***** DATASET ENTRIES

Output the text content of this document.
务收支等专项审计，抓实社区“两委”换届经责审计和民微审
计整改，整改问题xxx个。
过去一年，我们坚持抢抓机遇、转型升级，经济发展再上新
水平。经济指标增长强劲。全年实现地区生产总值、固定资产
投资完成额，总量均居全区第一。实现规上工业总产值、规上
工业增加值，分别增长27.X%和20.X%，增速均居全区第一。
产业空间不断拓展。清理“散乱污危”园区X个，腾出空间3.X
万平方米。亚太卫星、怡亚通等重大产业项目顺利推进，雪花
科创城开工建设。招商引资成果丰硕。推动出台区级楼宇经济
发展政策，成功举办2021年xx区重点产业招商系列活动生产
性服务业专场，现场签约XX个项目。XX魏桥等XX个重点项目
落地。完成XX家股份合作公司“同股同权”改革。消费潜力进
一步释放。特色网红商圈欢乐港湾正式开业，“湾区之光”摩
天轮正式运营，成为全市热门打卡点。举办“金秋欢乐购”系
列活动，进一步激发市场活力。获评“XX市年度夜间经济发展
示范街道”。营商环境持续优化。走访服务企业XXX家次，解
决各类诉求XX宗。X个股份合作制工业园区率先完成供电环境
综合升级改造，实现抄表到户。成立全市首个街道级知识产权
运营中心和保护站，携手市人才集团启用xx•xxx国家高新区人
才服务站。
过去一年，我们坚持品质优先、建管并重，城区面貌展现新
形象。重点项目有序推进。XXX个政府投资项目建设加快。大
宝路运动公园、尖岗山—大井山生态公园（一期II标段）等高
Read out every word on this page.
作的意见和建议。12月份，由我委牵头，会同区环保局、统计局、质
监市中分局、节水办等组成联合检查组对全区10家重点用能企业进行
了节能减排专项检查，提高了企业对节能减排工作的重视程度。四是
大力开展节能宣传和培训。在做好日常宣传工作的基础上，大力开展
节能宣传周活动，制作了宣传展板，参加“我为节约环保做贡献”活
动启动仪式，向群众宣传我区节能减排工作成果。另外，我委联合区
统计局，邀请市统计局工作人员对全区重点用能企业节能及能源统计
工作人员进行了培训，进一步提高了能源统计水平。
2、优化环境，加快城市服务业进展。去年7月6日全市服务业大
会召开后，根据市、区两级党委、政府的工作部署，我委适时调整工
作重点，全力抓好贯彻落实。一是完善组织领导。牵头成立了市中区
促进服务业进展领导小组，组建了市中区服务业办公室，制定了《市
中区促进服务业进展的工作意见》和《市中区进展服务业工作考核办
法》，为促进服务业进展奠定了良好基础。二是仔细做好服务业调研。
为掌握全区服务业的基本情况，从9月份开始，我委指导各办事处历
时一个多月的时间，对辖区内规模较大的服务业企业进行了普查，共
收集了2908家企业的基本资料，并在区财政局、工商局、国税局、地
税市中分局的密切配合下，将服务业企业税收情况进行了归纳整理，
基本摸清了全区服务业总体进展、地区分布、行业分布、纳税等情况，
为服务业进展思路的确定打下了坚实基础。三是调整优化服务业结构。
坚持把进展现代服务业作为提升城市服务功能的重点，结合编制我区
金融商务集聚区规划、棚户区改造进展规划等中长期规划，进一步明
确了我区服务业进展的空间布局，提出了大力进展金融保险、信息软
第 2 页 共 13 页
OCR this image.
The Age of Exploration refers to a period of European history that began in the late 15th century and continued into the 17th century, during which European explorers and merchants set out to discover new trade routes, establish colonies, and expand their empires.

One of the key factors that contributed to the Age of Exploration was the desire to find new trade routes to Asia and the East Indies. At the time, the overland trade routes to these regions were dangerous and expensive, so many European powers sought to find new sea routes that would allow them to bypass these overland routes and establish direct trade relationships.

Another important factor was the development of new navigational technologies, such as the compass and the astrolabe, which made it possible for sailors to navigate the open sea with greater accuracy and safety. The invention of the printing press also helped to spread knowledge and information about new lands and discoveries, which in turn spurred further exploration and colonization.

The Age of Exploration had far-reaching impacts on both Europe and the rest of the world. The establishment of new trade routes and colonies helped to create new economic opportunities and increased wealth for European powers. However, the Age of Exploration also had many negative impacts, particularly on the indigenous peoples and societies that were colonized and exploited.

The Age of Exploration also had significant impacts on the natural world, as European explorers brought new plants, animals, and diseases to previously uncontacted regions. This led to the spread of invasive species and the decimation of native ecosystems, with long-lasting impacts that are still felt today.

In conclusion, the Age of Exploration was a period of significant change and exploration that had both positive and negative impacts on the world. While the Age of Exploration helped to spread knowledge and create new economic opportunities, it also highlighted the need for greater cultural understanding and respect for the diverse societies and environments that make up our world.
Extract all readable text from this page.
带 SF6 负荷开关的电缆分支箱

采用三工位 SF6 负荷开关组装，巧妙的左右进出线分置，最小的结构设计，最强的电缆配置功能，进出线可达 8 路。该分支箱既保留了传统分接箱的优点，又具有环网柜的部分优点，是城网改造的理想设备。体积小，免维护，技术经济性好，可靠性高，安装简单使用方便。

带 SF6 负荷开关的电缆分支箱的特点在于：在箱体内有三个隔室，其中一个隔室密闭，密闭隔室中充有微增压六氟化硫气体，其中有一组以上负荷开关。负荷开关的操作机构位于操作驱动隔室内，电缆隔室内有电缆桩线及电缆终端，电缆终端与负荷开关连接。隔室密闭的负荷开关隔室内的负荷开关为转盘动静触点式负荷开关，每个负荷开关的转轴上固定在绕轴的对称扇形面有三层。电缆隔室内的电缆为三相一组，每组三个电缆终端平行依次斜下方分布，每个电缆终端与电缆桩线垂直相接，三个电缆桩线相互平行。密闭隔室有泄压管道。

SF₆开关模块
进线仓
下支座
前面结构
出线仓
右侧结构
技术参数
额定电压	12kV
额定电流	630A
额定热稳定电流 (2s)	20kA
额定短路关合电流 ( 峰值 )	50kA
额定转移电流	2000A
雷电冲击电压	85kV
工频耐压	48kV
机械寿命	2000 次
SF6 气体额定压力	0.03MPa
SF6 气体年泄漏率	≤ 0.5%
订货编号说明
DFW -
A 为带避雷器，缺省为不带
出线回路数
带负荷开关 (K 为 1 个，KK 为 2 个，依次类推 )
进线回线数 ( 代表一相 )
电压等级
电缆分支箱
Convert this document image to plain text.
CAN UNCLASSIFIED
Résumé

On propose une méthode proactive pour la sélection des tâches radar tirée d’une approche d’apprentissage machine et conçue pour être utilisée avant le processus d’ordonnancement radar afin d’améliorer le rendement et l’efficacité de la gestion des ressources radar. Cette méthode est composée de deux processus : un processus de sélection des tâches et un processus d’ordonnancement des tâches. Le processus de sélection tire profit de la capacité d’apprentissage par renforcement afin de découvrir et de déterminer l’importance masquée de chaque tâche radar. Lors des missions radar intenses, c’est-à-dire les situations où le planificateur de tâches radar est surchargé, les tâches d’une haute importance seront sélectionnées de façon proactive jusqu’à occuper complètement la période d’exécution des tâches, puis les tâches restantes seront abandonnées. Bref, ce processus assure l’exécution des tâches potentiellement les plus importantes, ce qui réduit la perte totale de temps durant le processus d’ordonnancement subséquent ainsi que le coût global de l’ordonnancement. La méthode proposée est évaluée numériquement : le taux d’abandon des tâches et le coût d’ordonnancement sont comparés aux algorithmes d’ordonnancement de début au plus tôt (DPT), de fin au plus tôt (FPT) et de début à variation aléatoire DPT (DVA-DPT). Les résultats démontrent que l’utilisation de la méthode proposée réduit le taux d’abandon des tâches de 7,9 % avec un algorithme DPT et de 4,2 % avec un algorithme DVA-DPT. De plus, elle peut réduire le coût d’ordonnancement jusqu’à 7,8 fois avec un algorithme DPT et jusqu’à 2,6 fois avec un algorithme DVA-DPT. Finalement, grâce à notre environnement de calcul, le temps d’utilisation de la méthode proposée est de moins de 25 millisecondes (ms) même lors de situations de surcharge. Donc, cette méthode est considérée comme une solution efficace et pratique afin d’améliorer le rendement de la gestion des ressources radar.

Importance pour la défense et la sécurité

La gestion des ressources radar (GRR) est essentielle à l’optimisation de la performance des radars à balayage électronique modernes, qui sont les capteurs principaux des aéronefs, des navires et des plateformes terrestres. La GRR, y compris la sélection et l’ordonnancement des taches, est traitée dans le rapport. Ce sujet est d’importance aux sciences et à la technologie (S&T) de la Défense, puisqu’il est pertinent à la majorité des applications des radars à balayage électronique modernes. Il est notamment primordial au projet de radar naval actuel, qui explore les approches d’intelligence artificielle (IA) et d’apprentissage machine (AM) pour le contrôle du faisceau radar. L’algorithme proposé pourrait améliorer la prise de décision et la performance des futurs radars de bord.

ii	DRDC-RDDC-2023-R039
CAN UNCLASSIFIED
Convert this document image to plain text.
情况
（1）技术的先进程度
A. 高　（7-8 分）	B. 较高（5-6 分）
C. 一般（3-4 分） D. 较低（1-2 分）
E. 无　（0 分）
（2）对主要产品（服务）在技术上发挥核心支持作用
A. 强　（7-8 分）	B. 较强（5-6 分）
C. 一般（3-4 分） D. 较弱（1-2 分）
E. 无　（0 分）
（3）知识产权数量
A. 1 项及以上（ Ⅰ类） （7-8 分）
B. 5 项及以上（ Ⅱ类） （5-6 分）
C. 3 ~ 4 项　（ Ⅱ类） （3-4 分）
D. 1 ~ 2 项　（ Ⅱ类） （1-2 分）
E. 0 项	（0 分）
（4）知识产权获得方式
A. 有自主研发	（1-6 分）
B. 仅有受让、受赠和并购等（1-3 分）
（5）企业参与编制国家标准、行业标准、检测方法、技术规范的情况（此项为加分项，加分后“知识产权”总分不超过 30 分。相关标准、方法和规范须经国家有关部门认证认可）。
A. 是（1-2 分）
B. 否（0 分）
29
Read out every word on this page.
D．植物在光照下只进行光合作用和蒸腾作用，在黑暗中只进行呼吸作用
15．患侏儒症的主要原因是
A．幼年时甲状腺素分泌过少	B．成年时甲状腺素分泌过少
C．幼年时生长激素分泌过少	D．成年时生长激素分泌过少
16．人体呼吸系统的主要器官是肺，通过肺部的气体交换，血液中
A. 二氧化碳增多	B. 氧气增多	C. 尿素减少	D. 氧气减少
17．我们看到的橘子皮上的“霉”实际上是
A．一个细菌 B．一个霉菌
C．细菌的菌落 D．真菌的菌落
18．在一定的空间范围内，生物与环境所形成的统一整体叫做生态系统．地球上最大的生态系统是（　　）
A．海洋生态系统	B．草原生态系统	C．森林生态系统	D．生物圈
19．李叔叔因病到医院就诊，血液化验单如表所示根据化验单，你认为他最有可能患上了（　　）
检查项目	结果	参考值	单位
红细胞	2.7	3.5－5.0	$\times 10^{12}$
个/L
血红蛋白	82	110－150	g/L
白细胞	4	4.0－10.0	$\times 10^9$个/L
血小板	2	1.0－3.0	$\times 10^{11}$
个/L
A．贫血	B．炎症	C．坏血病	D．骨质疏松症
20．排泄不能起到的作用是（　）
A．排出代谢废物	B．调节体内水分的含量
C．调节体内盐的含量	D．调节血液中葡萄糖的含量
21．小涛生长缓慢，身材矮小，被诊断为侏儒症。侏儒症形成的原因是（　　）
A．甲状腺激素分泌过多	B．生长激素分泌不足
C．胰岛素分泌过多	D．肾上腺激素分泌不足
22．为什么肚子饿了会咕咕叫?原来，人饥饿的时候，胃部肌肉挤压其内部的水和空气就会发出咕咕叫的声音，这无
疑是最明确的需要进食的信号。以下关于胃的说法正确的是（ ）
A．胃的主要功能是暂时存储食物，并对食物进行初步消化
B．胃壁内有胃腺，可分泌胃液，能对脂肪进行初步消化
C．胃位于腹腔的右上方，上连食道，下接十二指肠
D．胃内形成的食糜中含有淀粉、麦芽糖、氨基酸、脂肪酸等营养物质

**********

WHAT YOU WILL DO> Which lines hold the string "times"? Copy all of them from the data above.

SOLUTION TO THIS PROBLEM>
红细胞	2.7	3.5－5.0	$\times 10^{12}$
白细胞	4	4.0－10.0	$\times 10^9$个/L
血小板	2	1.0－3.0	$\times 10^{11}$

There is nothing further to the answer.